:: Stored rows ::
START
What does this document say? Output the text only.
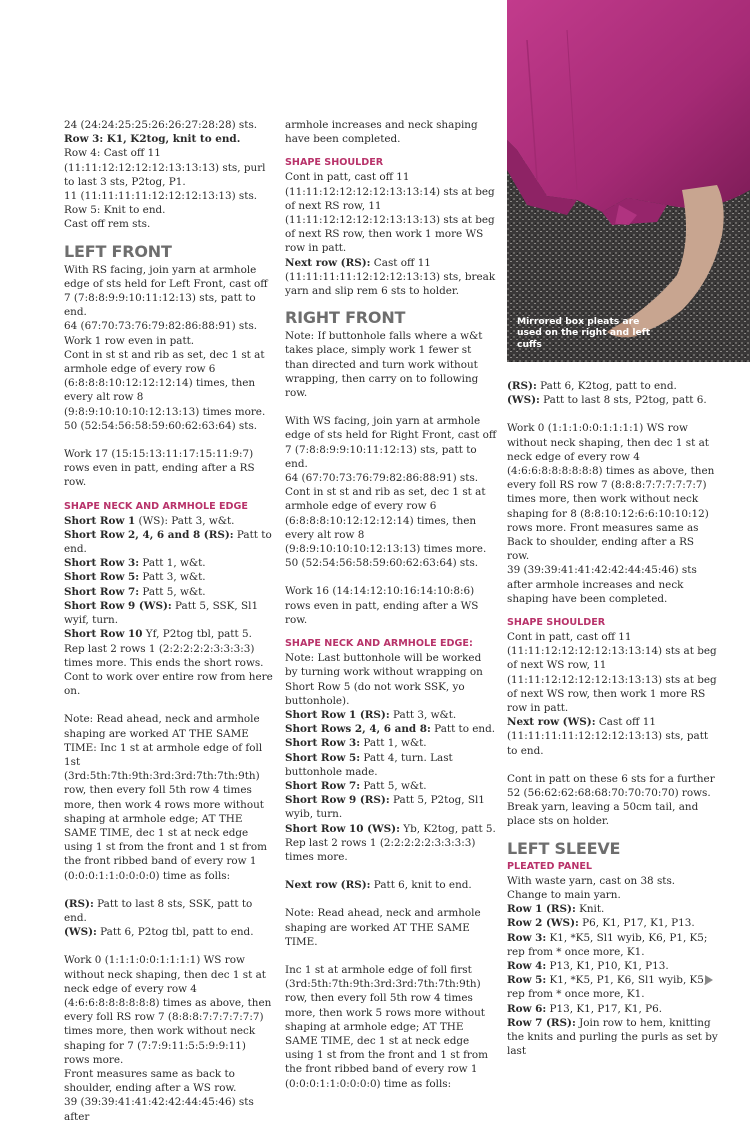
Mirrored box pleats are used on the right and left cuffs

24 (24:24:25:25:26:26:27:28:28) sts.

Row 3: K1, K2tog, knit to end.

Row 4: Cast off 11 (11:11:12:12:12:12:13:13:13) sts, purl to last 3 sts, P2tog, P1.

11 (11:11:11:11:12:12:12:13:13) sts.

Row 5: Knit to end.

Cast off rem sts.

LEFT FRONT

With RS facing, join yarn at armhole edge of sts held for Left Front, cast off 7 (7:8:8:9:9:10:11:12:13) sts, patt to end.

64 (67:70:73:76:79:82:86:88:91) sts.

Work 1 row even in patt.

Cont in st st and rib as set, dec 1 st at armhole edge of every row 6 (6:8:8:8:10:12:12:12:14) times, then every alt row 8 (9:8:9:10:10:10:12:13:13) times more.

50 (52:54:56:58:59:60:62:63:64) sts.

Work 17 (15:15:13:11:17:15:11:9:7) rows even in patt, ending after a RS row.

SHAPE NECK AND ARMHOLE EDGE

Short Row 1 (WS): Patt 3, w&t.

Short Row 2, 4, 6 and 8 (RS): Patt to end.

Short Row 3: Patt 1, w&t.

Short Row 5: Patt 3, w&t.

Short Row 7: Patt 5, w&t.

Short Row 9 (WS): Patt 5, SSK, Sl1 wyif, turn.

Short Row 10 Yf, P2tog tbl, patt 5.

Rep last 2 rows 1 (2:2:2:2:2:3:3:3:3) times more. This ends the short rows. Cont to work over entire row from here on.

Note: Read ahead, neck and armhole shaping are worked AT THE SAME TIME: Inc 1 st at armhole edge of foll 1st (3rd:5th:7th:9th:3rd:3rd:7th:7th:9th) row, then every foll 5th row 4 times more, then work 4 rows more without shaping at armhole edge; AT THE SAME TIME, dec 1 st at neck edge using 1 st from the front and 1 st from the front ribbed band of every row 1 (0:0:0:1:1:0:0:0:0) time as folls:

(RS): Patt to last 8 sts, SSK, patt to end.

(WS): Patt 6, P2tog tbl, patt to end.

Work 0 (1:1:1:0:0:1:1:1:1) WS row without neck shaping, then dec 1 st at neck edge of every row 4 (4:6:6:8:8:8:8:8:8) times as above, then every foll RS row 7 (8:8:8:7:7:7:7:7:7) times more, then work without neck shaping for 7 (7:7:9:11:5:5:9:9:11) rows more.

Front measures same as back to shoulder, ending after a WS row.

39 (39:39:41:41:42:42:44:45:46) sts after

armhole increases and neck shaping have been completed.

SHAPE SHOULDER

Cont in patt, cast off 11 (11:11:12:12:12:12:13:13:14) sts at beg of next RS row, 11 (11:11:12:12:12:12:13:13:13) sts at beg of next RS row, then work 1 more WS row in patt.

Next row (RS): Cast off 11 (11:11:11:11:12:12:12:13:13) sts, break yarn and slip rem 6 sts to holder.

RIGHT FRONT

Note: If buttonhole falls where a w&t takes place, simply work 1 fewer st than directed and turn work without wrapping, then carry on to following row.

With WS facing, join yarn at armhole edge of sts held for Right Front, cast off 7 (7:8:8:9:9:10:11:12:13) sts, patt to end.

64 (67:70:73:76:79:82:86:88:91) sts.

Cont in st st and rib as set, dec 1 st at armhole edge of every row 6 (6:8:8:8:10:12:12:12:14) times, then every alt row 8 (9:8:9:10:10:10:12:13:13) times more.

50 (52:54:56:58:59:60:62:63:64) sts.

Work 16 (14:14:12:10:16:14:10:8:6) rows even in patt, ending after a WS row.

SHAPE NECK AND ARMHOLE EDGE:

Note: Last buttonhole will be worked by turning work without wrapping on Short Row 5 (do not work SSK, yo buttonhole).

Short Row 1 (RS): Patt 3, w&t.

Short Rows 2, 4, 6 and 8: Patt to end.

Short Row 3: Patt 1, w&t.

Short Row 5: Patt 4, turn. Last buttonhole made.

Short Row 7: Patt 5, w&t.

Short Row 9 (RS): Patt 5, P2tog, Sl1 wyib, turn.

Short Row 10 (WS): Yb, K2tog, patt 5.

Rep last 2 rows 1 (2:2:2:2:2:3:3:3:3) times more.

Next row (RS): Patt 6, knit to end.

Note: Read ahead, neck and armhole shaping are worked AT THE SAME TIME.

Inc 1 st at armhole edge of foll first (3rd:5th:7th:9th:3rd:3rd:7th:7th:9th) row, then every foll 5th row 4 times more, then work 5 rows more without shaping at armhole edge; AT THE SAME TIME, dec 1 st at neck edge using 1 st from the front and 1 st from the front ribbed band of every row 1 (0:0:0:1:1:0:0:0:0) time as folls:

(RS): Patt 6, K2tog, patt to end.

(WS): Patt to last 8 sts, P2tog, patt 6.

Work 0 (1:1:1:0:0:1:1:1:1) WS row without neck shaping, then dec 1 st at neck edge of every row 4 (4:6:6:8:8:8:8:8:8) times as above, then every foll RS row 7 (8:8:8:7:7:7:7:7:7) times more, then work without neck shaping for 8 (8:8:10:12:6:6:10:10:12) rows more. Front measures same as Back to shoulder, ending after a RS row.

39 (39:39:41:41:42:42:44:45:46) sts after armhole increases and neck shaping have been completed.

SHAPE SHOULDER

Cont in patt, cast off 11 (11:11:12:12:12:12:13:13:14) sts at beg of next WS row, 11 (11:11:12:12:12:12:13:13:13) sts at beg of next WS row, then work 1 more RS row in patt.

Next row (WS): Cast off 11 (11:11:11:11:12:12:12:13:13) sts, patt to end.

Cont in patt on these 6 sts for a further 52 (56:62:62:68:68:70:70:70:70) rows. Break yarn, leaving a 50cm tail, and place sts on holder.

LEFT SLEEVE
PLEATED PANEL

With waste yarn, cast on 38 sts.

Change to main yarn.

Row 1 (RS): Knit.

Row 2 (WS): P6, K1, P17, K1, P13.

Row 3: K1, *K5, Sl1 wyib, K6, P1, K5; rep from * once more, K1.

Row 4: P13, K1, P10, K1, P13.

Row 5: K1, *K5, P1, K6, Sl1 wyib, K5; rep from * once more, K1.

Row 6: P13, K1, P17, K1, P6.

Row 7 (RS): Join row to hem, knitting the knits and purling the purls as set by last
END
:: Do this ::
Look over the material above and show each line where "without" appears.

:: Answer to this task ::
Note: Read ahead, neck and armhole shaping are worked AT THE SAME TIME: Inc 1 st at armhole edge of foll 1st (3rd:5th:7th:9th:3rd:3rd:7th:7th:9th) row, then every foll 5th row 4 times more, then work 4 rows more without shaping at armhole edge; AT THE SAME TIME, dec 1 st at neck edge using 1 st from the front and 1 st from the front ribbed band of every row 1 (0:0:0:1:1:0:0:0:0) time as folls:
Work 0 (1:1:1:0:0:1:1:1:1) WS row without neck shaping, then dec 1 st at neck edge of every row 4 (4:6:6:8:8:8:8:8:8) times as above, then every foll RS row 7 (8:8:8:7:7:7:7:7:7) times more, then work without neck shaping for 7 (7:7:9:11:5:5:9:9:11) rows more.
Note: If buttonhole falls where a w&t takes place, simply work 1 fewer st than directed and turn work without wrapping, then carry on to following row.
Note: Last buttonhole will be worked by turning work without wrapping on Short Row 5 (do not work SSK, yo buttonhole).
Inc 1 st at armhole edge of foll first (3rd:5th:7th:9th:3rd:3rd:7th:7th:9th) row, then every foll 5th row 4 times more, then work 5 rows more without shaping at armhole edge; AT THE SAME TIME, dec 1 st at neck edge using 1 st from the front and 1 st from the front ribbed band of every row 1 (0:0:0:1:1:0:0:0:0) time as folls:
Work 0 (1:1:1:0:0:1:1:1:1) WS row without neck shaping, then dec 1 st at neck edge of every row 4 (4:6:6:8:8:8:8:8:8) times as above, then every foll RS row 7 (8:8:8:7:7:7:7:7:7) times more, then work without neck shaping for 8 (8:8:10:12:6:6:10:10:12) rows more. Front measures same as Back to shoulder, ending after a RS row.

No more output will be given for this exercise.